§ **Directions for this task**:
How many of the lines below hold the word "manufacturer"? Answer only with the number.

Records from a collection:
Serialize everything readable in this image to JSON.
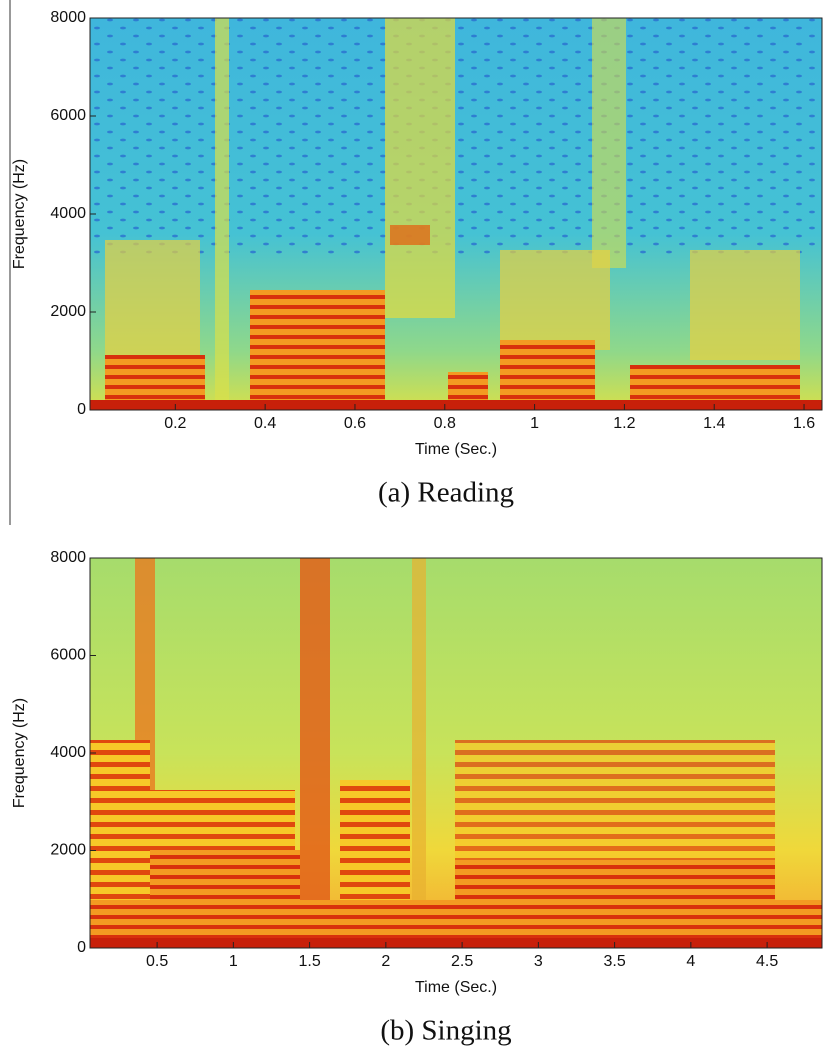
{
  "chart_data": [
    {
      "type": "spectrogram",
      "title": "(a) Reading",
      "xlabel": "Time (Sec.)",
      "ylabel": "Frequency (Hz)",
      "xlim": [
        0.01,
        1.64
      ],
      "ylim": [
        0,
        8000
      ],
      "xticks": [
        0.2,
        0.4,
        0.6,
        0.8,
        1,
        1.2,
        1.4,
        1.6
      ],
      "yticks": [
        0,
        2000,
        4000,
        6000,
        8000
      ]
    },
    {
      "type": "spectrogram",
      "title": "(b) Singing",
      "xlabel": "Time (Sec.)",
      "ylabel": "Frequency (Hz)",
      "xlim": [
        0.06,
        4.86
      ],
      "ylim": [
        0,
        8000
      ],
      "xticks": [
        0.5,
        1,
        1.5,
        2,
        2.5,
        3,
        3.5,
        4,
        4.5
      ],
      "yticks": [
        0,
        2000,
        4000,
        6000,
        8000
      ]
    }
  ]
}
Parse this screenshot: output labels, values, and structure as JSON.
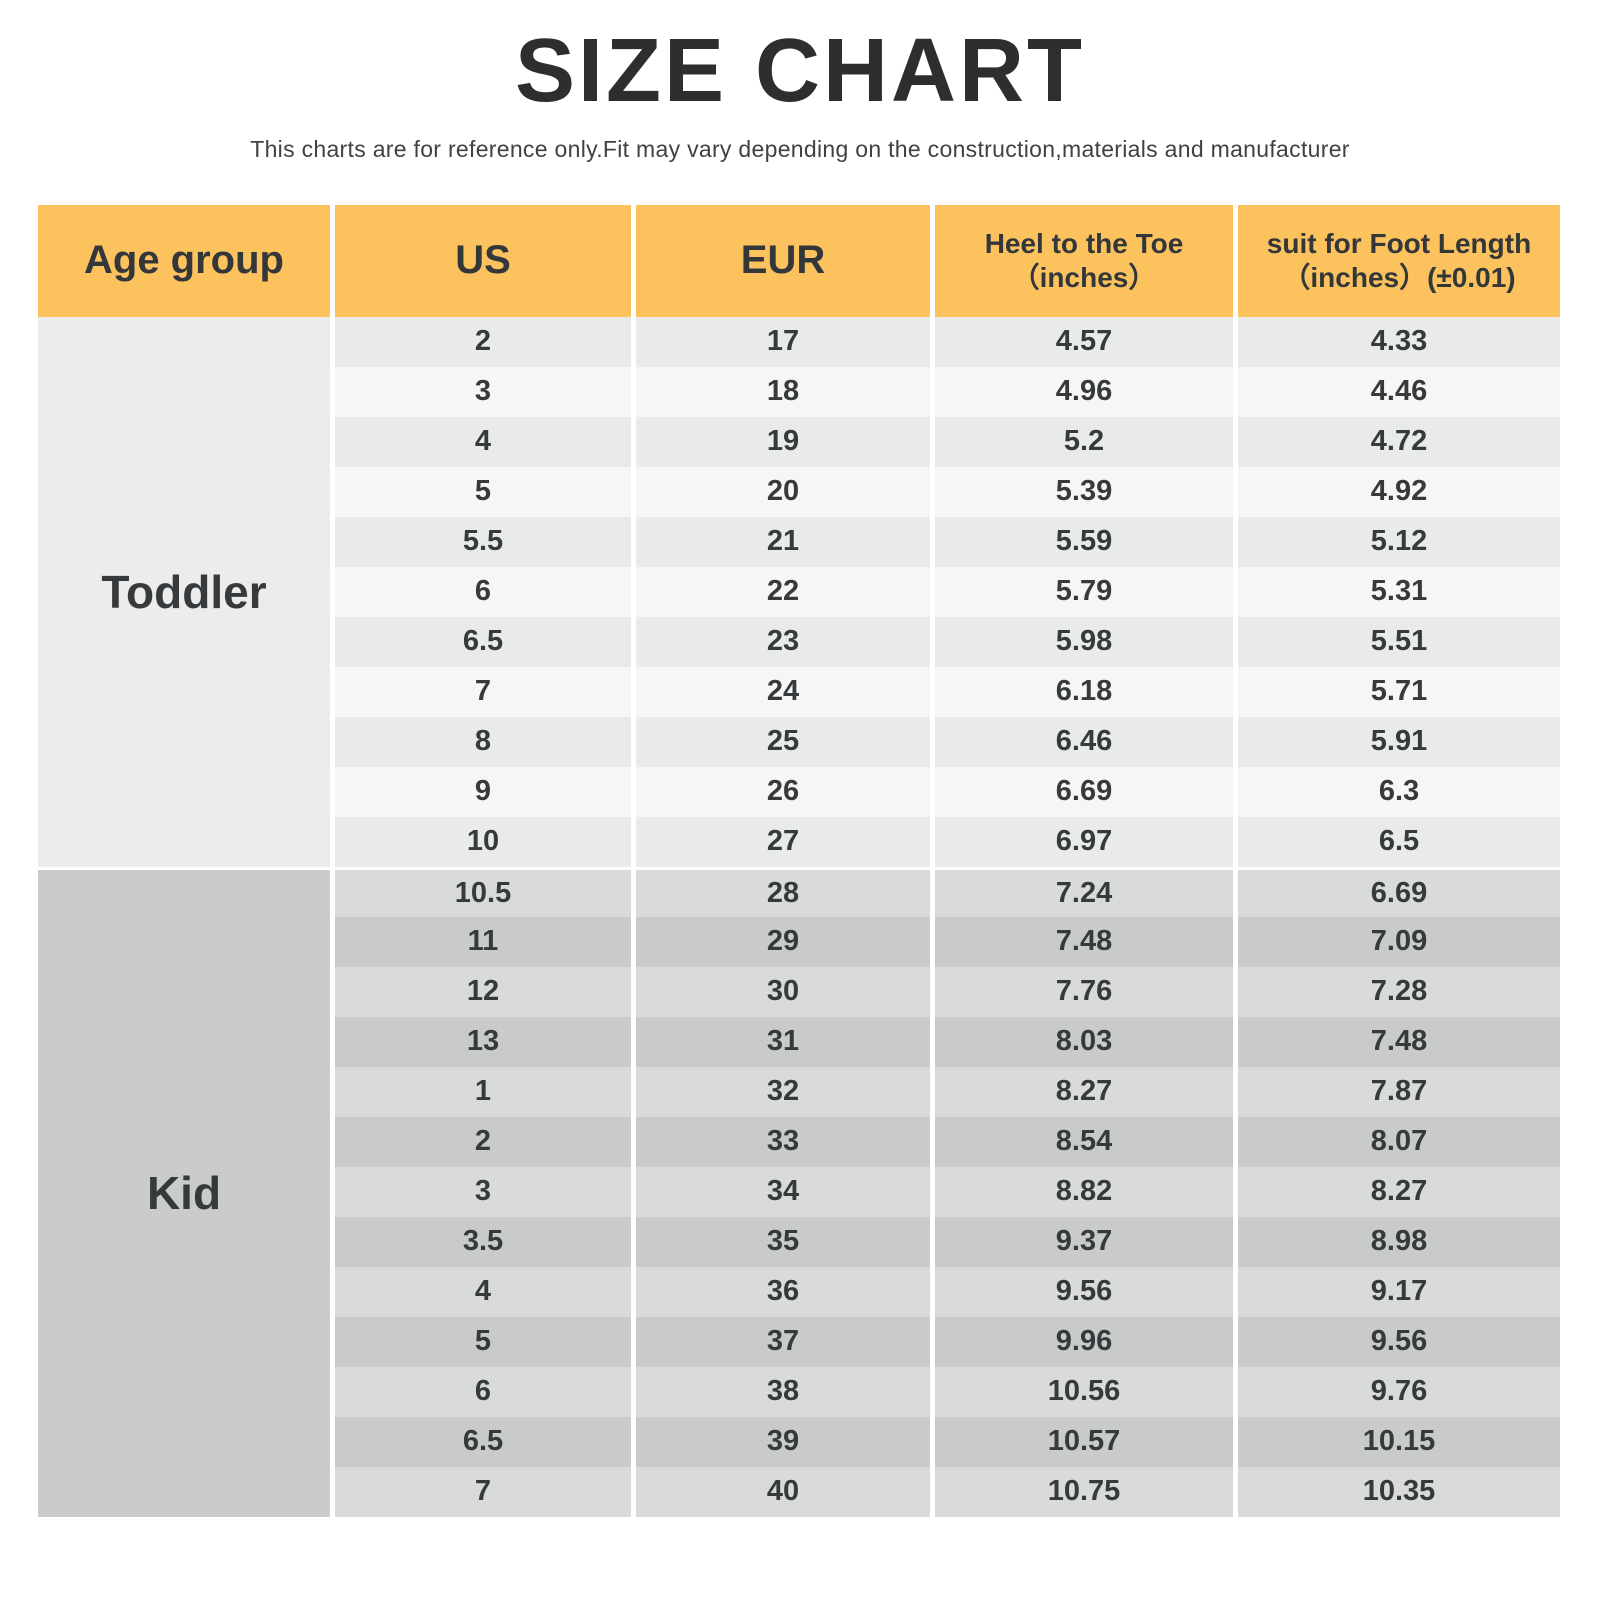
{
  "page": {
    "title": "SIZE CHART",
    "subtitle": "This charts are for reference only.Fit may vary depending on the construction,materials and manufacturer"
  },
  "colors": {
    "header_bg": "#fbc25e",
    "title": "#2e2e2e",
    "text": "#3a3a3a",
    "toddler_label_bg": "#ebeceb",
    "toddler_row_odd": "#e9ebea",
    "toddler_row_even": "#f5f6f5",
    "kid_label_bg": "#c9ccca",
    "kid_row_odd": "#d9dbda",
    "kid_row_even": "#c8cbca"
  },
  "chart_data": {
    "type": "table",
    "title": "SIZE CHART",
    "subtitle": "This charts are for reference only.Fit may vary depending on the construction,materials and manufacturer",
    "columns": [
      {
        "id": "age-group",
        "lines": [
          "Age group"
        ]
      },
      {
        "id": "us",
        "lines": [
          "US"
        ]
      },
      {
        "id": "eur",
        "lines": [
          "EUR"
        ]
      },
      {
        "id": "heel-to-toe",
        "lines": [
          "Heel to the Toe",
          "（inches）"
        ]
      },
      {
        "id": "foot-length",
        "lines": [
          "suit for Foot Length",
          "（inches）(±0.01)"
        ]
      }
    ],
    "sections": [
      {
        "age_group": "Toddler",
        "rows": [
          [
            "2",
            "17",
            "4.57",
            "4.33"
          ],
          [
            "3",
            "18",
            "4.96",
            "4.46"
          ],
          [
            "4",
            "19",
            "5.2",
            "4.72"
          ],
          [
            "5",
            "20",
            "5.39",
            "4.92"
          ],
          [
            "5.5",
            "21",
            "5.59",
            "5.12"
          ],
          [
            "6",
            "22",
            "5.79",
            "5.31"
          ],
          [
            "6.5",
            "23",
            "5.98",
            "5.51"
          ],
          [
            "7",
            "24",
            "6.18",
            "5.71"
          ],
          [
            "8",
            "25",
            "6.46",
            "5.91"
          ],
          [
            "9",
            "26",
            "6.69",
            "6.3"
          ],
          [
            "10",
            "27",
            "6.97",
            "6.5"
          ]
        ]
      },
      {
        "age_group": "Kid",
        "rows": [
          [
            "10.5",
            "28",
            "7.24",
            "6.69"
          ],
          [
            "11",
            "29",
            "7.48",
            "7.09"
          ],
          [
            "12",
            "30",
            "7.76",
            "7.28"
          ],
          [
            "13",
            "31",
            "8.03",
            "7.48"
          ],
          [
            "1",
            "32",
            "8.27",
            "7.87"
          ],
          [
            "2",
            "33",
            "8.54",
            "8.07"
          ],
          [
            "3",
            "34",
            "8.82",
            "8.27"
          ],
          [
            "3.5",
            "35",
            "9.37",
            "8.98"
          ],
          [
            "4",
            "36",
            "9.56",
            "9.17"
          ],
          [
            "5",
            "37",
            "9.96",
            "9.56"
          ],
          [
            "6",
            "38",
            "10.56",
            "9.76"
          ],
          [
            "6.5",
            "39",
            "10.57",
            "10.15"
          ],
          [
            "7",
            "40",
            "10.75",
            "10.35"
          ]
        ]
      }
    ]
  }
}
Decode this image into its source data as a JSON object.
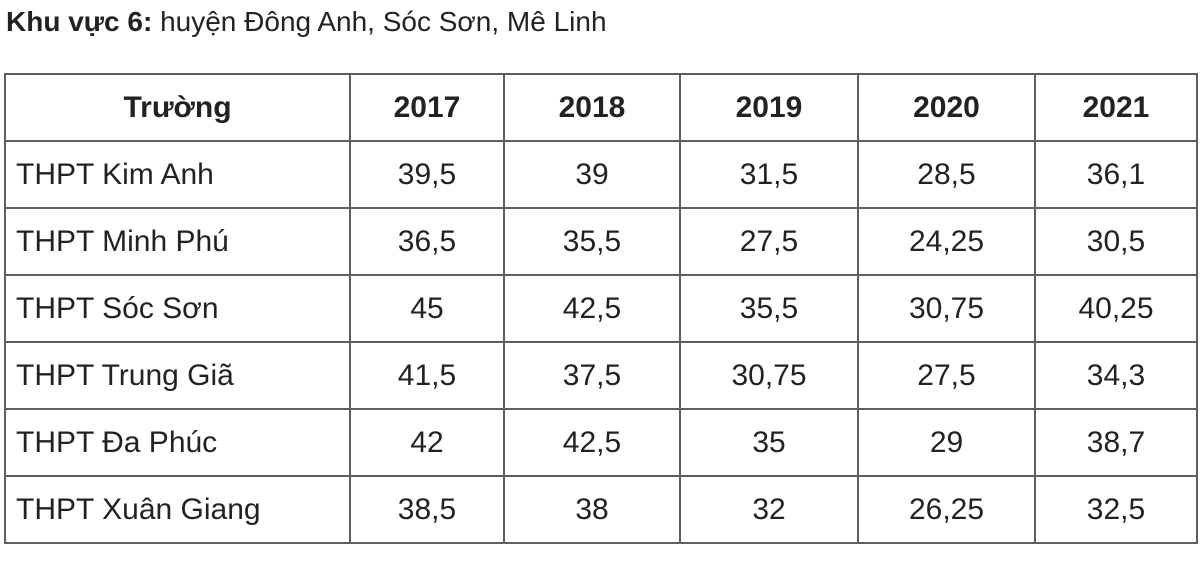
{
  "heading": {
    "bold": "Khu vực 6:",
    "text": " huyện Đông Anh, Sóc Sơn, Mê Linh"
  },
  "table": {
    "headers": [
      "Trường",
      "2017",
      "2018",
      "2019",
      "2020",
      "2021"
    ],
    "rows": [
      [
        "THPT Kim Anh",
        "39,5",
        "39",
        "31,5",
        "28,5",
        "36,1"
      ],
      [
        "THPT Minh Phú",
        "36,5",
        "35,5",
        "27,5",
        "24,25",
        "30,5"
      ],
      [
        "THPT Sóc Sơn",
        "45",
        "42,5",
        "35,5",
        "30,75",
        "40,25"
      ],
      [
        "THPT Trung Giã",
        "41,5",
        "37,5",
        "30,75",
        "27,5",
        "34,3"
      ],
      [
        "THPT Đa Phúc",
        "42",
        "42,5",
        "35",
        "29",
        "38,7"
      ],
      [
        "THPT Xuân Giang",
        "38,5",
        "38",
        "32",
        "26,25",
        "32,5"
      ]
    ]
  }
}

§ **Solution to this task**:
2